#### [What the task requires]
Could you transcribe every record below exactly as written, leaving out any pictures?

─── Listing

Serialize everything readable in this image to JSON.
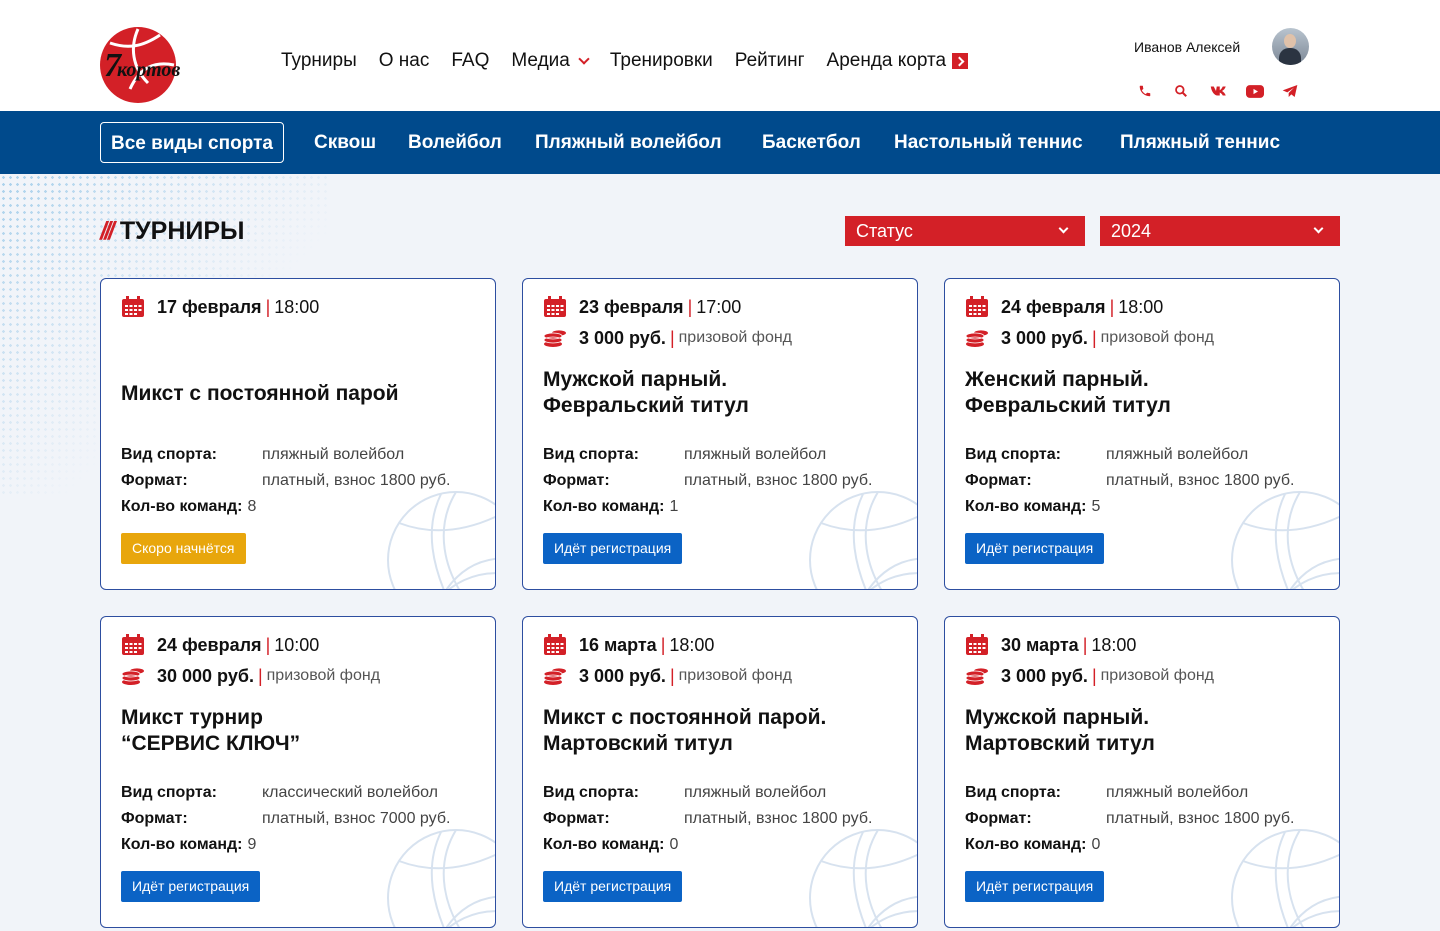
{
  "logo": {
    "number": "7",
    "word": "кортов"
  },
  "nav": [
    {
      "label": "Турниры"
    },
    {
      "label": "О нас"
    },
    {
      "label": "FAQ"
    },
    {
      "label": "Медиа"
    },
    {
      "label": "Тренировки"
    },
    {
      "label": "Рейтинг"
    },
    {
      "label": "Аренда корта"
    }
  ],
  "user": {
    "name": "Иванов Алексей"
  },
  "socials": [
    "phone-icon",
    "search-icon",
    "vk-icon",
    "youtube-icon",
    "telegram-icon"
  ],
  "sports": [
    {
      "label": "Все виды спорта"
    },
    {
      "label": "Сквош"
    },
    {
      "label": "Волейбол"
    },
    {
      "label": "Пляжный волейбол"
    },
    {
      "label": "Баскетбол"
    },
    {
      "label": "Настольный теннис"
    },
    {
      "label": "Пляжный теннис"
    }
  ],
  "section": {
    "slashes": "///",
    "title": "ТУРНИРЫ"
  },
  "filters": {
    "status": "Статус",
    "year": "2024"
  },
  "labels": {
    "sport": "Вид спорта:",
    "format": "Формат:",
    "teams": "Кол-во команд:",
    "prize_suffix": "призовой фонд"
  },
  "cards": [
    {
      "date": "17 февраля",
      "time": "18:00",
      "prize": "",
      "title1": "Микст с постоянной парой",
      "title2": "",
      "sport": "пляжный волейбол",
      "format": "платный, взнос 1800 руб.",
      "teams": "8",
      "button": "Скоро начнётся",
      "status": "soon"
    },
    {
      "date": "23 февраля",
      "time": "17:00",
      "prize": "3 000 руб.",
      "title1": "Мужской парный.",
      "title2": "Февральский титул",
      "sport": "пляжный волейбол",
      "format": "платный, взнос 1800 руб.",
      "teams": "1",
      "button": "Идёт регистрация",
      "status": "reg"
    },
    {
      "date": "24 февраля",
      "time": "18:00",
      "prize": "3 000 руб.",
      "title1": "Женский парный.",
      "title2": "Февральский титул",
      "sport": "пляжный волейбол",
      "format": "платный, взнос 1800 руб.",
      "teams": "5",
      "button": "Идёт регистрация",
      "status": "reg"
    },
    {
      "date": "24 февраля",
      "time": "10:00",
      "prize": "30 000 руб.",
      "title1": "Микст турнир",
      "title2": "“СЕРВИС КЛЮЧ”",
      "sport": "классический волейбол",
      "format": "платный, взнос 7000 руб.",
      "teams": "9",
      "button": "Идёт регистрация",
      "status": "reg"
    },
    {
      "date": "16 марта",
      "time": "18:00",
      "prize": "3 000 руб.",
      "title1": "Микст с постоянной парой.",
      "title2": "Мартовский титул",
      "sport": "пляжный волейбол",
      "format": "платный, взнос 1800 руб.",
      "teams": "0",
      "button": "Идёт регистрация",
      "status": "reg"
    },
    {
      "date": "30 марта",
      "time": "18:00",
      "prize": "3 000 руб.",
      "title1": "Мужской парный.",
      "title2": "Мартовский титул",
      "sport": "пляжный волейбол",
      "format": "платный, взнос 1800 руб.",
      "teams": "0",
      "button": "Идёт регистрация",
      "status": "reg"
    }
  ],
  "colors": {
    "accent": "#d32027",
    "navy": "#004a8c",
    "button": "#0b63c5",
    "warning": "#e8a60c",
    "card_border": "#2d4ea0"
  }
}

──────

#### [The result]
Serialize everything readable in this image to JSON.
{
  "logo": {
    "number": "7",
    "word": "кортов"
  },
  "nav": [
    {
      "label": "Турниры"
    },
    {
      "label": "О нас"
    },
    {
      "label": "FAQ"
    },
    {
      "label": "Медиа"
    },
    {
      "label": "Тренировки"
    },
    {
      "label": "Рейтинг"
    },
    {
      "label": "Аренда корта"
    }
  ],
  "user": {
    "name": "Иванов Алексей"
  },
  "socials": [
    "phone-icon",
    "search-icon",
    "vk-icon",
    "youtube-icon",
    "telegram-icon"
  ],
  "sports": [
    {
      "label": "Все виды спорта"
    },
    {
      "label": "Сквош"
    },
    {
      "label": "Волейбол"
    },
    {
      "label": "Пляжный волейбол"
    },
    {
      "label": "Баскетбол"
    },
    {
      "label": "Настольный теннис"
    },
    {
      "label": "Пляжный теннис"
    }
  ],
  "section": {
    "slashes": "///",
    "title": "ТУРНИРЫ"
  },
  "filters": {
    "status": "Статус",
    "year": "2024"
  },
  "labels": {
    "sport": "Вид спорта:",
    "format": "Формат:",
    "teams": "Кол-во команд:",
    "prize_suffix": "призовой фонд"
  },
  "cards": [
    {
      "date": "17 февраля",
      "time": "18:00",
      "prize": "",
      "title1": "Микст с постоянной парой",
      "title2": "",
      "sport": "пляжный волейбол",
      "format": "платный, взнос 1800 руб.",
      "teams": "8",
      "button": "Скоро начнётся",
      "status": "soon"
    },
    {
      "date": "23 февраля",
      "time": "17:00",
      "prize": "3 000 руб.",
      "title1": "Мужской парный.",
      "title2": "Февральский титул",
      "sport": "пляжный волейбол",
      "format": "платный, взнос 1800 руб.",
      "teams": "1",
      "button": "Идёт регистрация",
      "status": "reg"
    },
    {
      "date": "24 февраля",
      "time": "18:00",
      "prize": "3 000 руб.",
      "title1": "Женский парный.",
      "title2": "Февральский титул",
      "sport": "пляжный волейбол",
      "format": "платный, взнос 1800 руб.",
      "teams": "5",
      "button": "Идёт регистрация",
      "status": "reg"
    },
    {
      "date": "24 февраля",
      "time": "10:00",
      "prize": "30 000 руб.",
      "title1": "Микст турнир",
      "title2": "“СЕРВИС КЛЮЧ”",
      "sport": "классический волейбол",
      "format": "платный, взнос 7000 руб.",
      "teams": "9",
      "button": "Идёт регистрация",
      "status": "reg"
    },
    {
      "date": "16 марта",
      "time": "18:00",
      "prize": "3 000 руб.",
      "title1": "Микст с постоянной парой.",
      "title2": "Мартовский титул",
      "sport": "пляжный волейбол",
      "format": "платный, взнос 1800 руб.",
      "teams": "0",
      "button": "Идёт регистрация",
      "status": "reg"
    },
    {
      "date": "30 марта",
      "time": "18:00",
      "prize": "3 000 руб.",
      "title1": "Мужской парный.",
      "title2": "Мартовский титул",
      "sport": "пляжный волейбол",
      "format": "платный, взнос 1800 руб.",
      "teams": "0",
      "button": "Идёт регистрация",
      "status": "reg"
    }
  ],
  "colors": {
    "accent": "#d32027",
    "navy": "#004a8c",
    "button": "#0b63c5",
    "warning": "#e8a60c",
    "card_border": "#2d4ea0"
  }
}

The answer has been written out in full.